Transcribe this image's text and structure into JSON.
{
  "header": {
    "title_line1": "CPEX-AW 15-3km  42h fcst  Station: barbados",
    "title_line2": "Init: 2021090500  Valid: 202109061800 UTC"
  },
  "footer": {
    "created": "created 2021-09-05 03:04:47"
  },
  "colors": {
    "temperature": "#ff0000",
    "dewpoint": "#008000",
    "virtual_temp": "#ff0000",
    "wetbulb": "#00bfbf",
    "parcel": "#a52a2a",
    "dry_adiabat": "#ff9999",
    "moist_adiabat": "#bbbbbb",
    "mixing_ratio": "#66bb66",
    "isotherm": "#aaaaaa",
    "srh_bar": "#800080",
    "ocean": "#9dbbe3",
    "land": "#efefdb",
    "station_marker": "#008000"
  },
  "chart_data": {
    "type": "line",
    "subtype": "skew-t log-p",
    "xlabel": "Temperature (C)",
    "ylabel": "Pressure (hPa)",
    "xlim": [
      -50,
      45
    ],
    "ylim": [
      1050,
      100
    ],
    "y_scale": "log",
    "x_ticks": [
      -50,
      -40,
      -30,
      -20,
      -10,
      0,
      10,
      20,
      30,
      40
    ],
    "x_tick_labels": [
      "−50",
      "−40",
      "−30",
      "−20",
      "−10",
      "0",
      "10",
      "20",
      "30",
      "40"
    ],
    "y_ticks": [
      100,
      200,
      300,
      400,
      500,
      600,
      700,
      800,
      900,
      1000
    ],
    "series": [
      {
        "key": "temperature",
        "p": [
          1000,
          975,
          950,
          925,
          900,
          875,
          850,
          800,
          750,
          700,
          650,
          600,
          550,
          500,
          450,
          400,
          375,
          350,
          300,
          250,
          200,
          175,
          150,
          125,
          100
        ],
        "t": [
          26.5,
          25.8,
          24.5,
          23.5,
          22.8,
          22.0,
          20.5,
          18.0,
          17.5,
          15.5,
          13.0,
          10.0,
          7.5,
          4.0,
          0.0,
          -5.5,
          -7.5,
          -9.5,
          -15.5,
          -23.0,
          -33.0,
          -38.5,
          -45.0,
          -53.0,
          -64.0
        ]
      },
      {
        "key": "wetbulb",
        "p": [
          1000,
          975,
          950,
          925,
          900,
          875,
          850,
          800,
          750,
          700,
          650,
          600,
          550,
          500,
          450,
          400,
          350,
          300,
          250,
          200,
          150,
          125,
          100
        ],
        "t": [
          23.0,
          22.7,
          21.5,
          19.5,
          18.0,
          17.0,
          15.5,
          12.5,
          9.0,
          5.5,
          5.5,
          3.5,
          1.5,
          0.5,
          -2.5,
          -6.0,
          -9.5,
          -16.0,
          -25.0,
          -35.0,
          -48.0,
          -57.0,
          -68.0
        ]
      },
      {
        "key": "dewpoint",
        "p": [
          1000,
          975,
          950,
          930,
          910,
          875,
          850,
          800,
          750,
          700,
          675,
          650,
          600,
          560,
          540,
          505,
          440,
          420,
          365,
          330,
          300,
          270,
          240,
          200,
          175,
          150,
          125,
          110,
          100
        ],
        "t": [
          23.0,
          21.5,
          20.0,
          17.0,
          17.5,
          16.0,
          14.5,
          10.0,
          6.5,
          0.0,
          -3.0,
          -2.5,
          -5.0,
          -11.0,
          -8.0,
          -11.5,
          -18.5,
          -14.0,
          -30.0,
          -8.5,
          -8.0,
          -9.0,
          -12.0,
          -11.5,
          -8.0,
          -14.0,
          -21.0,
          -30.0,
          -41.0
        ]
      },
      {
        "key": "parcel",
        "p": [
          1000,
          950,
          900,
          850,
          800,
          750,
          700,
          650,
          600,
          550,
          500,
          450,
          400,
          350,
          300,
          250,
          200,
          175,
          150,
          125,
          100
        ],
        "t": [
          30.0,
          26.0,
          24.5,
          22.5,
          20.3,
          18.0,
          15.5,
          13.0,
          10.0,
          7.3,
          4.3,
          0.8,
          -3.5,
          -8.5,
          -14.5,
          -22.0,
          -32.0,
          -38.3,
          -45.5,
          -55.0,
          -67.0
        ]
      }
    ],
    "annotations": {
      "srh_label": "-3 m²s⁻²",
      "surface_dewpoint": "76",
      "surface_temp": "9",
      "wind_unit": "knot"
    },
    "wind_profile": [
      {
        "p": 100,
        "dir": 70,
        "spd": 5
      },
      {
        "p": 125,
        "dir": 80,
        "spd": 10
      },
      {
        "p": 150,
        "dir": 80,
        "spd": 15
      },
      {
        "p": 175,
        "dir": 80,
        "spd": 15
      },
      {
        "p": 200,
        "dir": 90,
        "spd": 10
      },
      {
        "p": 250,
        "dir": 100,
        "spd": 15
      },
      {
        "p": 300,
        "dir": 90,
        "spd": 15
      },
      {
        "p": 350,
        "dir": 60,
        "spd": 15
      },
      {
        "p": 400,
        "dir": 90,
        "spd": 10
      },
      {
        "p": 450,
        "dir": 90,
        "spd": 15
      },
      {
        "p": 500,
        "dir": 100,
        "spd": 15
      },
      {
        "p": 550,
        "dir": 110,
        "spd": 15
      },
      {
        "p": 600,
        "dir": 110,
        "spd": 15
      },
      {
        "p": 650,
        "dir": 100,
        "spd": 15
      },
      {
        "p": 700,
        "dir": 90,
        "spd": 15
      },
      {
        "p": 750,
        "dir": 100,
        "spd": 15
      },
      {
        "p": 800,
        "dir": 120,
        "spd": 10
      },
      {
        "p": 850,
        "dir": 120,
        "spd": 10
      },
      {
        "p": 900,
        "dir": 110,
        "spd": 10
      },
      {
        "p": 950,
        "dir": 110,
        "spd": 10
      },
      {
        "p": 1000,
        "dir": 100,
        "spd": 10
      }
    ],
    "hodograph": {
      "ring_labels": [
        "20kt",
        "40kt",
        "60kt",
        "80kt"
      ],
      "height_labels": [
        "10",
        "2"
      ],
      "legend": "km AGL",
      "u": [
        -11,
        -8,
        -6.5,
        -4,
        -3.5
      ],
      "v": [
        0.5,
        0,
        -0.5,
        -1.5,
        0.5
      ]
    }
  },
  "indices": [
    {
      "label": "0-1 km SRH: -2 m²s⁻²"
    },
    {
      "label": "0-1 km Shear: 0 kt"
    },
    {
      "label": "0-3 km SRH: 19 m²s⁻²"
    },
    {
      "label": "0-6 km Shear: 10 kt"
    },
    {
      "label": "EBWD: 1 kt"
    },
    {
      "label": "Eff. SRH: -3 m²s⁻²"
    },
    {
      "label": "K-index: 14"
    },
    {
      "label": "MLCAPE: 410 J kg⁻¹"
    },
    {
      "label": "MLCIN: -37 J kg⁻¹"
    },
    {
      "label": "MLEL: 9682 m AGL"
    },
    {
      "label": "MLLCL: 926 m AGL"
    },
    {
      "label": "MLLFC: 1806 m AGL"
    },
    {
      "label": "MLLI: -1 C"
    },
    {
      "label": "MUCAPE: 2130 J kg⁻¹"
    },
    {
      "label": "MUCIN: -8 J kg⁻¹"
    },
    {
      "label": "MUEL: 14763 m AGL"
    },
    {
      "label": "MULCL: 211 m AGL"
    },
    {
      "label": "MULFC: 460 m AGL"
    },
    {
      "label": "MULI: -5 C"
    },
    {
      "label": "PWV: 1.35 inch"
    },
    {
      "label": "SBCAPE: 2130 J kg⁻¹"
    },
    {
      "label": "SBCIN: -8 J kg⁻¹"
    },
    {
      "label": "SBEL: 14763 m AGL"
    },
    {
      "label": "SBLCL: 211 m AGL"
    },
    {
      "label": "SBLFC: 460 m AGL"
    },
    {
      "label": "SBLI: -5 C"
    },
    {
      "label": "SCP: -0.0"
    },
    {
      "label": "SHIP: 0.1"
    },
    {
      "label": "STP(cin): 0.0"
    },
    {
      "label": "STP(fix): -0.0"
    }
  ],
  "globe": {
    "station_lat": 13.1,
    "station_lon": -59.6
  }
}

==========

Exercise description
Read through the lines above and collect those that contain the string "Shear".

Full output
      "label": "0-1 km Shear: 0 kt"
      "label": "0-6 km Shear: 10 kt"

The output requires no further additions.